● Task requirements: Check each line of the listing below for the word "behaviour" and say how many lines have it. Nothing else should be written.

● Data provided:
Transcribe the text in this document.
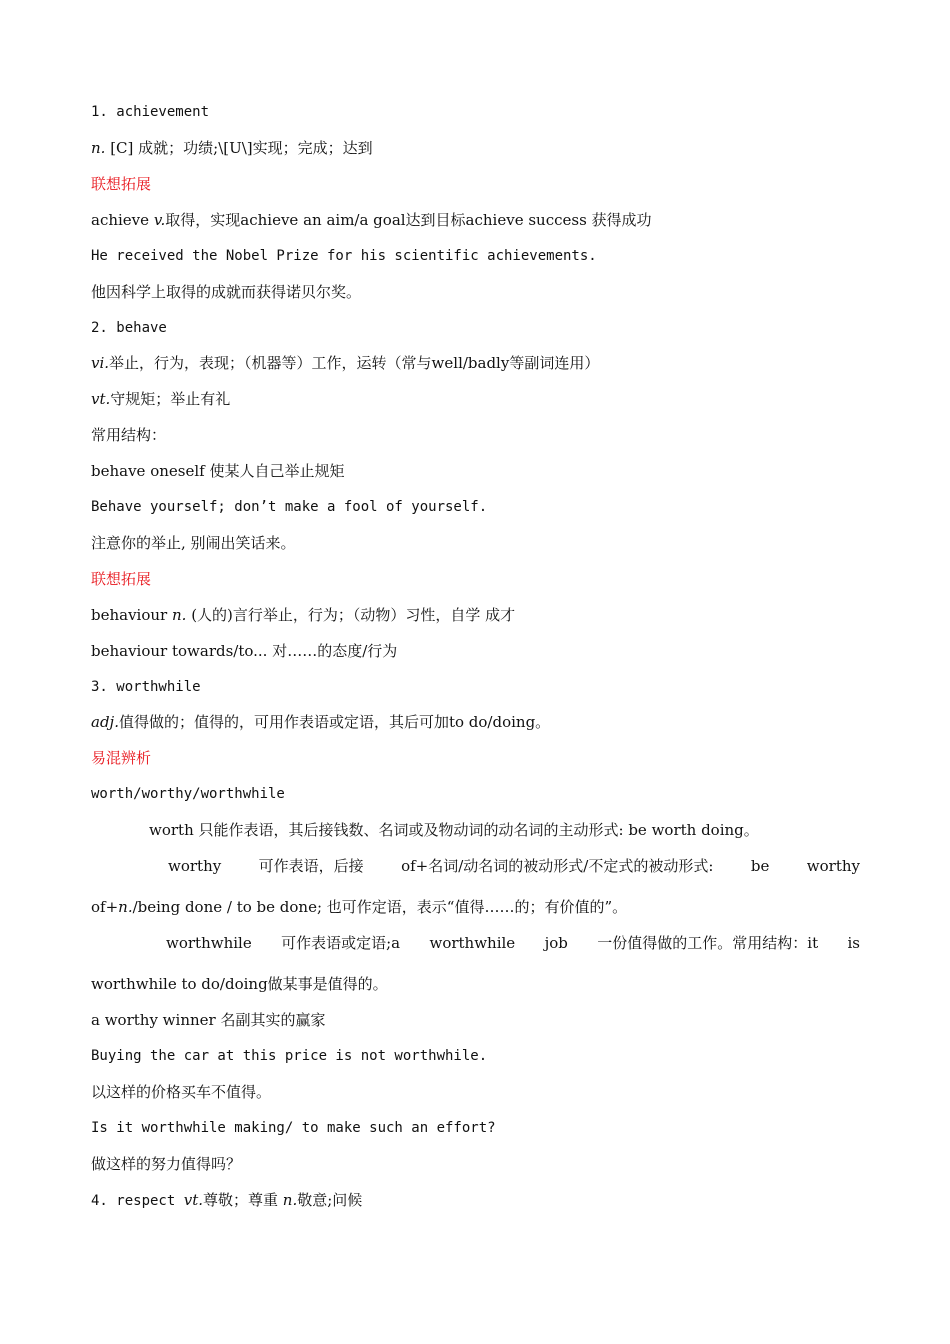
1. achievement
n. [C] 成就；功绩;\[U\]实现；完成；达到
联想拓展
achieve v.取得，实现achieve an aim/a goal达到目标achieve success 获得成功
He received the Nobel Prize for his scientific achievements.
他因科学上取得的成就而获得诺贝尔奖。
2. behave
vi.举止，行为，表现；（机器等）工作，运转（常与well/badly等副词连用）
vt.守规矩；举止有礼
常用结构：
behave oneself 使某人自己举止规矩
Behave yourself; don’t make a fool of yourself.
注意你的举止, 别闹出笑话来。
联想拓展
behaviour n. (人的)言行举止，行为；（动物）习性，自学 成才
behaviour towards/to... 对……的态度/行为
3. worthwhile
adj.值得做的；值得的，可用作表语或定语，其后可加to do/doing。
易混辨析
worth/worthy/worthwhile
worth 只能作表语，其后接钱数、名词或及物动词的动名词的主动形式: be worth doing。
worthy 可作表语，后接 of+名词/动名词的被动形式/不定式的被动形式: be worthy
of+n./being done / to be done; 也可作定语，表示“值得……的；有价值的”。
worthwhile 可作表语或定语;a worthwhile job 一份值得做的工作。常用结构：it is
worthwhile to do/doing做某事是值得的。
a worthy winner 名副其实的赢家
Buying the car at this price is not worthwhile.
以这样的价格买车不值得。
Is it worthwhile making/ to make such an effort?
做这样的努力值得吗？
4. respect vt.尊敬；尊重 n.敬意;问候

● Output of the task: 2